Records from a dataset

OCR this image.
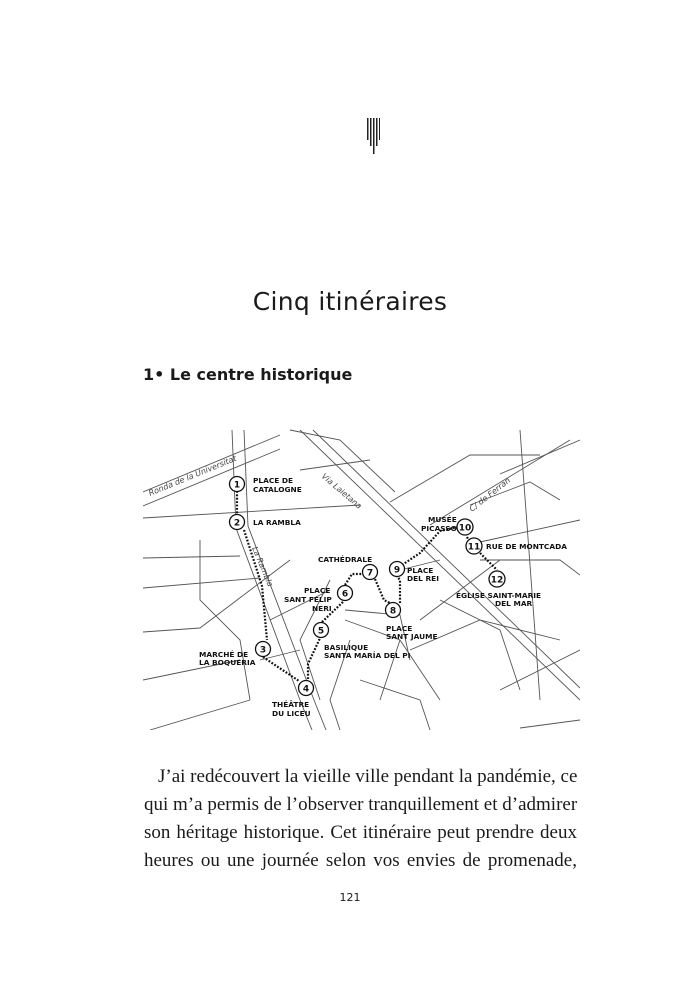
Cinq itinéraires
1• Le centre historique
Ronda de la Universitat
La Rambla
Via Laietana	C/ de Ferran
1 PLACE DE
CATALOGNE
2 LA RAMBLA
3
MARCHÉ DE
LA BOQUERIA
4
THÉÂTRE
DU LICEU
5
BASILIQUE
SANTA MARÍA DEL PI
6
PLACE
SANT FELIP
NERI
7
CATHÉDRALE
8
PLACE
SANT JAUME
9 PLACE
DEL REI
10
MUSÉE
PICASSO
11 RUE DE MONTCADA
12
ÉGLISE SAINT-MARIE
DEL MAR
J’ai redécouvert la vieille ville pendant la pandémie, ce
qui m’a permis de l’observer tranquillement et d’admirer
son héritage historique. Cet itinéraire peut prendre deux
heures ou une journée selon vos envies de promenade,
121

WRITTEN PROBLEM: Restate the data above word for word. Do not include the images.

CORRECT ANSWER:
OCR this image.
Cinq itinéraires
1• Le centre historique
Ronda de la Universitat
La Rambla
Via Laietana	C/ de Ferran
1 PLACE DE
CATALOGNE
2 LA RAMBLA
3
MARCHÉ DE
LA BOQUERIA
4
THÉÂTRE
DU LICEU
5
BASILIQUE
SANTA MARÍA DEL PI
6
PLACE
SANT FELIP
NERI
7
CATHÉDRALE
8
PLACE
SANT JAUME
9 PLACE
DEL REI
10
MUSÉE
PICASSO
11 RUE DE MONTCADA
12
ÉGLISE SAINT-MARIE
DEL MAR
J’ai redécouvert la vieille ville pendant la pandémie, ce
qui m’a permis de l’observer tranquillement et d’admirer
son héritage historique. Cet itinéraire peut prendre deux
heures ou une journée selon vos envies de promenade,
121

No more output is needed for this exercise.